Dataset records:
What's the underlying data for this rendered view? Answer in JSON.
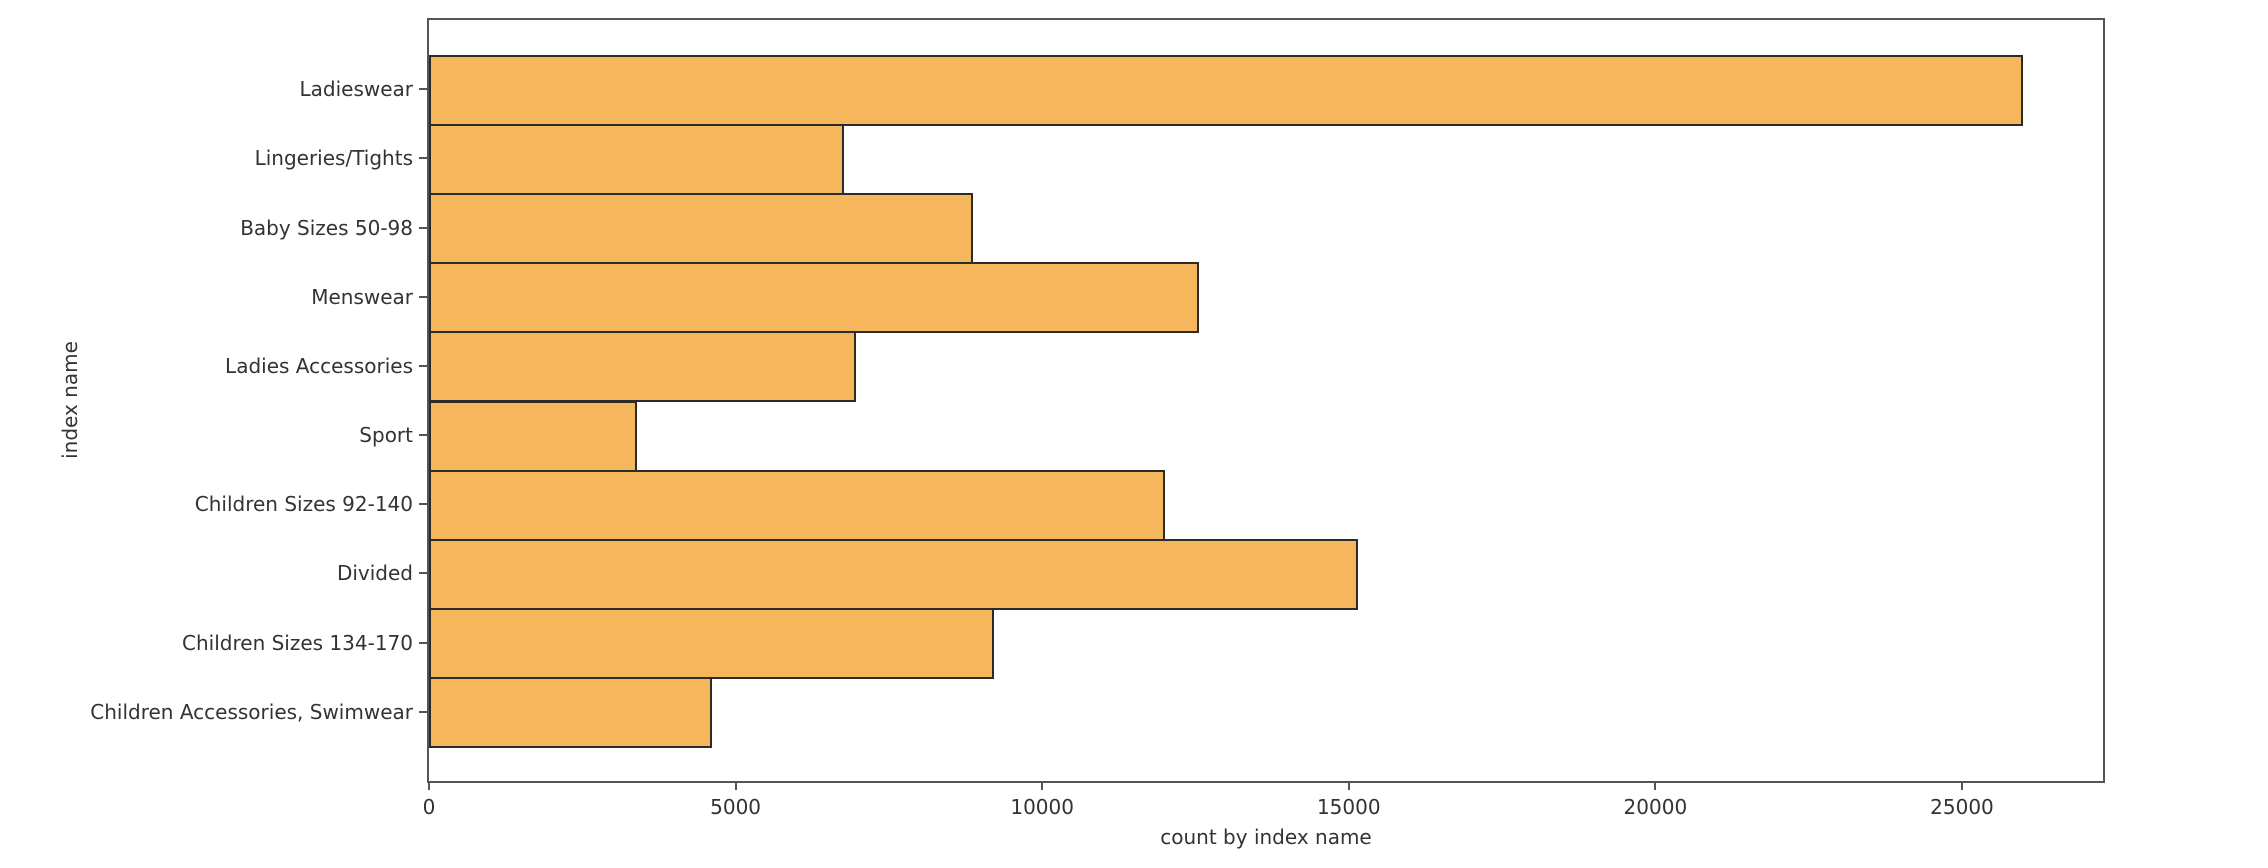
{
  "chart_data": {
    "type": "bar",
    "orientation": "horizontal",
    "title": "",
    "categories": [
      "Ladieswear",
      "Lingeries/Tights",
      "Baby Sizes 50-98",
      "Menswear",
      "Ladies Accessories",
      "Sport",
      "Children Sizes 92-140",
      "Divided",
      "Children Sizes 134-170",
      "Children Accessories, Swimwear"
    ],
    "values": [
      26001,
      6775,
      8875,
      12553,
      6961,
      3392,
      12007,
      15149,
      9214,
      4615
    ],
    "xlabel": "count by index name",
    "ylabel": "index name",
    "xlim": [
      0,
      27300
    ],
    "x_ticks": [
      0,
      5000,
      10000,
      15000,
      20000,
      25000
    ],
    "x_tick_labels": [
      "0",
      "5000",
      "10000",
      "15000",
      "20000",
      "25000"
    ],
    "grid": false,
    "legend": null,
    "colors": {
      "bar_fill": "#f5b65c",
      "bar_edge": "#2b2b2b",
      "spine": "#555555",
      "text": "#333333",
      "background": "#ffffff"
    }
  }
}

-- Set problem --
Search the data above for the word "Sizes", then gather each line in which it appears.

-- Full answer --
      "Baby Sizes 50-98",
      "Children Sizes 92-140",
      "Children Sizes 134-170",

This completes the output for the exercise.